Your objective
Locate every line that holds the string "this" and copy it.

Items
———

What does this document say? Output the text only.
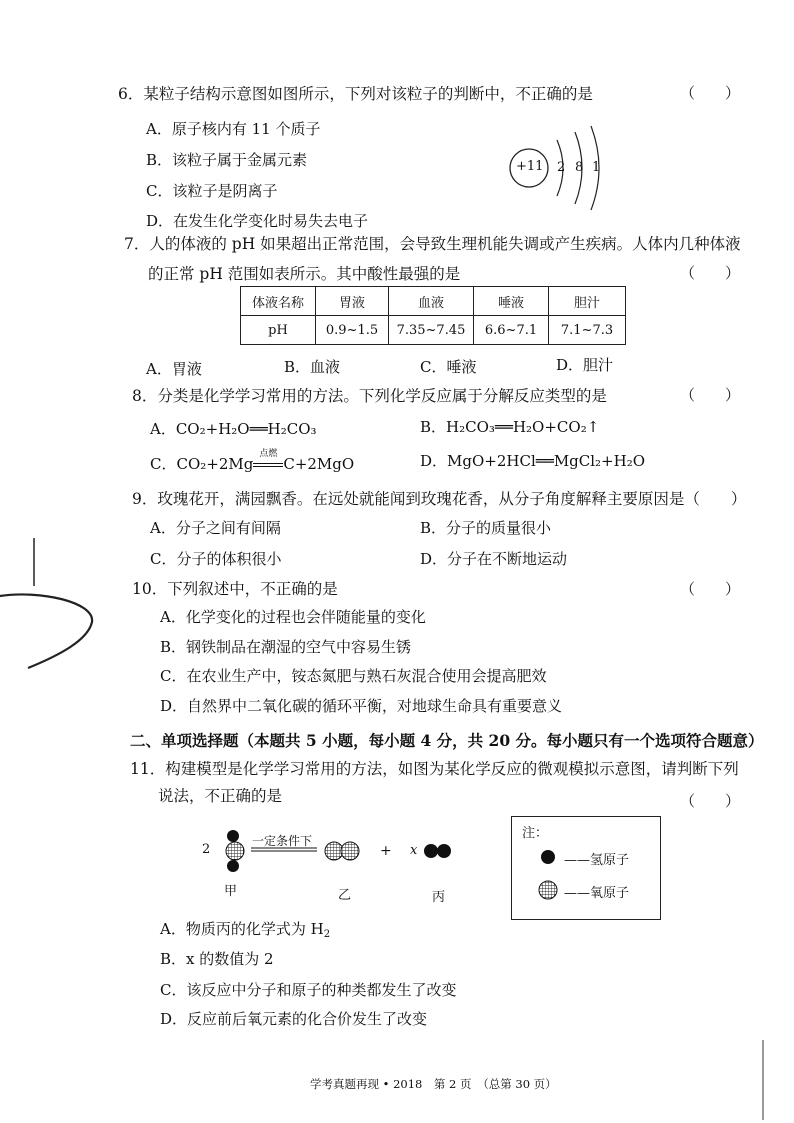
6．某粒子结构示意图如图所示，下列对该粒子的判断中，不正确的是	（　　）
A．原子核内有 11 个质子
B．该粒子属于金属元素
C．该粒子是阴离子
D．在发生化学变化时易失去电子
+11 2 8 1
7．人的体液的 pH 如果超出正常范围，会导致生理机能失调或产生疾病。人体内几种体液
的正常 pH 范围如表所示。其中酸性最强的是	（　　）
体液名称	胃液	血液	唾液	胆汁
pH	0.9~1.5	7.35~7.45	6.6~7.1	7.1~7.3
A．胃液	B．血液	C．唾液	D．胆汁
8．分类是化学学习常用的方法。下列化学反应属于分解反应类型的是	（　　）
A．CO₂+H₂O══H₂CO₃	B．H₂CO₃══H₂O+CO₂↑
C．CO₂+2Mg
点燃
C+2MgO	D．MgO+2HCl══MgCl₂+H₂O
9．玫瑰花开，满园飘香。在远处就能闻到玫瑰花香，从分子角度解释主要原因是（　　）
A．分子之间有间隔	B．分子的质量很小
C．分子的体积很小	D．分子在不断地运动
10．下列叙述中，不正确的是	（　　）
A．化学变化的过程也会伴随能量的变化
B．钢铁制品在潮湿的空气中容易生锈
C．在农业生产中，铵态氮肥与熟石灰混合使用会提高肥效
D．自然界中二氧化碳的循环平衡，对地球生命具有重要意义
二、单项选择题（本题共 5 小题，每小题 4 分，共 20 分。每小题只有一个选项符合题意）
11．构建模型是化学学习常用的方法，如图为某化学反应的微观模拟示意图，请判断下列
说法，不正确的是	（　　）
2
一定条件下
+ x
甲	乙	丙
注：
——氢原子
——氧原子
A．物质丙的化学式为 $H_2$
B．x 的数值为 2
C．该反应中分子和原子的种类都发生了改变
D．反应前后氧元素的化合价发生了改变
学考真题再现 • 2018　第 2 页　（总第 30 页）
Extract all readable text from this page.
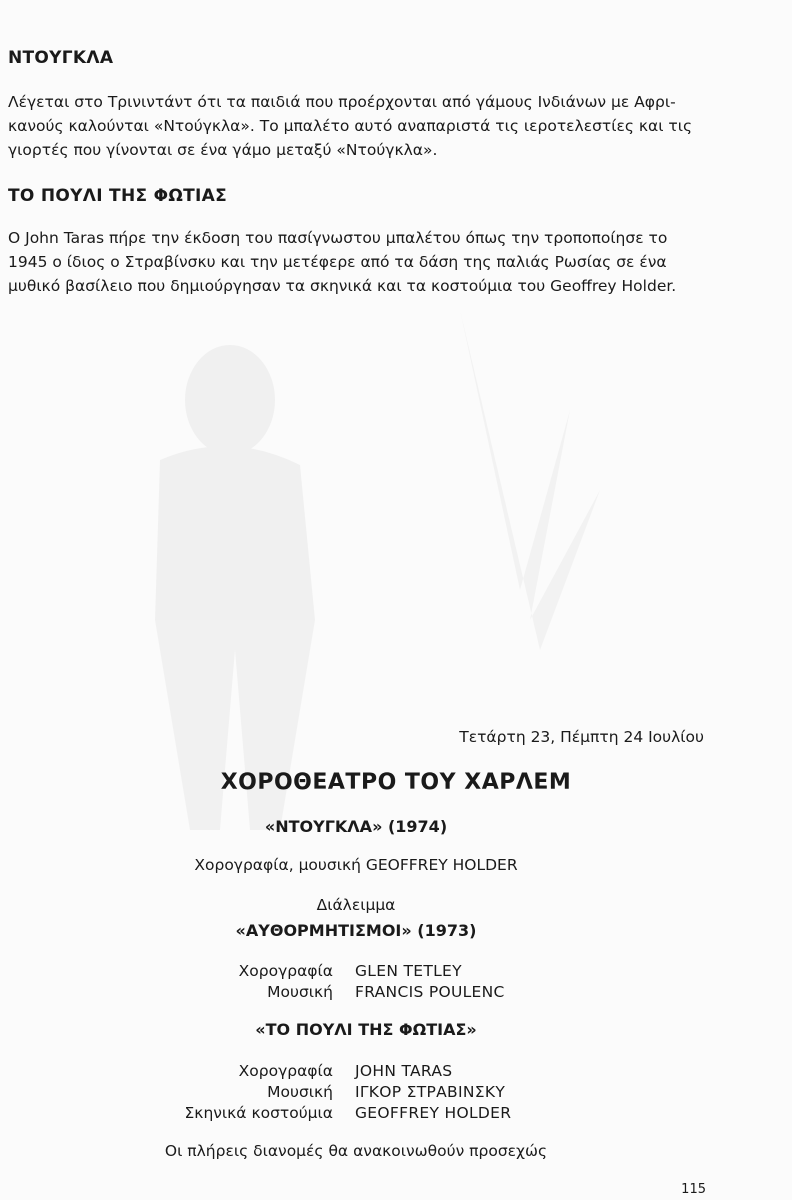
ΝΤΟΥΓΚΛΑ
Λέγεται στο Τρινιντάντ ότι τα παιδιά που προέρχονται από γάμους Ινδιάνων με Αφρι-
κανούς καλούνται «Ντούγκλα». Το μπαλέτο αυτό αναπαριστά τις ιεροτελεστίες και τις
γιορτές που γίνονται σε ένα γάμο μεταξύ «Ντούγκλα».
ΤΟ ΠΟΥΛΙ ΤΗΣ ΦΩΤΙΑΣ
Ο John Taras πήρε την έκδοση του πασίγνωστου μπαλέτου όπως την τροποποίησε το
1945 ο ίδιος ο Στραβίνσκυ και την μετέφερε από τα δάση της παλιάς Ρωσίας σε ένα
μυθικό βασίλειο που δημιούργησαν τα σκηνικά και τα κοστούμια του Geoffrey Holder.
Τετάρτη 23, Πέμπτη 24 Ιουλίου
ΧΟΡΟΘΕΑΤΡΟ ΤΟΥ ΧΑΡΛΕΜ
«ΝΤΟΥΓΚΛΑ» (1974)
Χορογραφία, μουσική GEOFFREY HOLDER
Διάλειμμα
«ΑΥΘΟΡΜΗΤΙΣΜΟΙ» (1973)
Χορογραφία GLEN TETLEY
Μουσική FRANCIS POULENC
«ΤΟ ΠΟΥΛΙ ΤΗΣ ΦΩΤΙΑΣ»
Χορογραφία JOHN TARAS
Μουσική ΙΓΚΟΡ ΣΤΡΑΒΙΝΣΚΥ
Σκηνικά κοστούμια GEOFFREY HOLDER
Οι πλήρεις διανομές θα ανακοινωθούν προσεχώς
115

———

Response to the task
What does this document say? Output the text only.
Extract all readable text from this page.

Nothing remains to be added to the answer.